SET EXERCISE
Write out the entries below once more, exactly, with the pictures left out.

────

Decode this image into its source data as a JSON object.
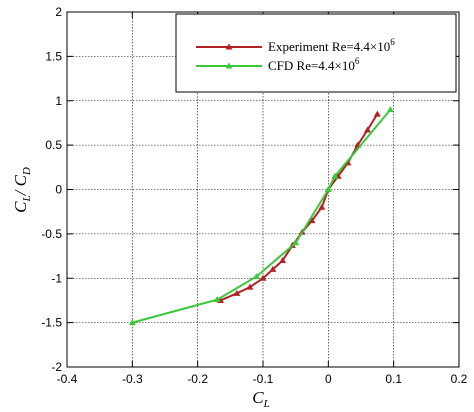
{
  "chart_data": {
    "type": "line",
    "xlabel": {
      "main": "C",
      "sub": "L"
    },
    "ylabel": {
      "num_main": "C",
      "num_sub": "L",
      "sep": "/ ",
      "den_main": "C",
      "den_sub": "D"
    },
    "xlim": [
      -0.4,
      0.2
    ],
    "ylim": [
      -2,
      2
    ],
    "x_ticks": [
      -0.4,
      -0.3,
      -0.2,
      -0.1,
      0,
      0.1,
      0.2
    ],
    "x_tick_labels": [
      "-0.4",
      "-0.3",
      "-0.2",
      "-0.1",
      "0",
      "0.1",
      "0.2"
    ],
    "y_ticks": [
      -2,
      -1.5,
      -1,
      -0.5,
      0,
      0.5,
      1,
      1.5,
      2
    ],
    "y_tick_labels": [
      "-2",
      "-1.5",
      "-1",
      "-0.5",
      "0",
      "0.5",
      "1",
      "1.5",
      "2"
    ],
    "grid": true,
    "legend_position": "top-right",
    "series": [
      {
        "name": "Experiment Re=4.4×10",
        "name_sup": "6",
        "color": "#b22222",
        "marker": "triangle",
        "x": [
          -0.165,
          -0.14,
          -0.12,
          -0.1,
          -0.085,
          -0.07,
          -0.055,
          -0.04,
          -0.025,
          -0.01,
          0.0,
          0.015,
          0.03,
          0.045,
          0.06,
          0.075
        ],
        "y": [
          -1.25,
          -1.17,
          -1.1,
          -1.0,
          -0.9,
          -0.8,
          -0.63,
          -0.48,
          -0.35,
          -0.2,
          0.0,
          0.15,
          0.3,
          0.5,
          0.67,
          0.85
        ]
      },
      {
        "name": "CFD Re=4.4×10",
        "name_sup": "6",
        "color": "#3cc83c",
        "marker": "triangle",
        "x": [
          -0.3,
          -0.17,
          -0.11,
          -0.05,
          0.0,
          0.01,
          0.095
        ],
        "y": [
          -1.5,
          -1.24,
          -0.98,
          -0.6,
          0.0,
          0.15,
          0.9
        ]
      }
    ]
  }
}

────

SOLUTION TO THIS EXERCISE
Decode this image into its source data as a JSON object.
{
  "chart_data": {
    "type": "line",
    "xlabel": {
      "main": "C",
      "sub": "L"
    },
    "ylabel": {
      "num_main": "C",
      "num_sub": "L",
      "sep": "/ ",
      "den_main": "C",
      "den_sub": "D"
    },
    "xlim": [
      -0.4,
      0.2
    ],
    "ylim": [
      -2,
      2
    ],
    "x_ticks": [
      -0.4,
      -0.3,
      -0.2,
      -0.1,
      0,
      0.1,
      0.2
    ],
    "x_tick_labels": [
      "-0.4",
      "-0.3",
      "-0.2",
      "-0.1",
      "0",
      "0.1",
      "0.2"
    ],
    "y_ticks": [
      -2,
      -1.5,
      -1,
      -0.5,
      0,
      0.5,
      1,
      1.5,
      2
    ],
    "y_tick_labels": [
      "-2",
      "-1.5",
      "-1",
      "-0.5",
      "0",
      "0.5",
      "1",
      "1.5",
      "2"
    ],
    "grid": true,
    "legend_position": "top-right",
    "series": [
      {
        "name": "Experiment Re=4.4×10",
        "name_sup": "6",
        "color": "#b22222",
        "marker": "triangle",
        "x": [
          -0.165,
          -0.14,
          -0.12,
          -0.1,
          -0.085,
          -0.07,
          -0.055,
          -0.04,
          -0.025,
          -0.01,
          0.0,
          0.015,
          0.03,
          0.045,
          0.06,
          0.075
        ],
        "y": [
          -1.25,
          -1.17,
          -1.1,
          -1.0,
          -0.9,
          -0.8,
          -0.63,
          -0.48,
          -0.35,
          -0.2,
          0.0,
          0.15,
          0.3,
          0.5,
          0.67,
          0.85
        ]
      },
      {
        "name": "CFD Re=4.4×10",
        "name_sup": "6",
        "color": "#3cc83c",
        "marker": "triangle",
        "x": [
          -0.3,
          -0.17,
          -0.11,
          -0.05,
          0.0,
          0.01,
          0.095
        ],
        "y": [
          -1.5,
          -1.24,
          -0.98,
          -0.6,
          0.0,
          0.15,
          0.9
        ]
      }
    ]
  }
}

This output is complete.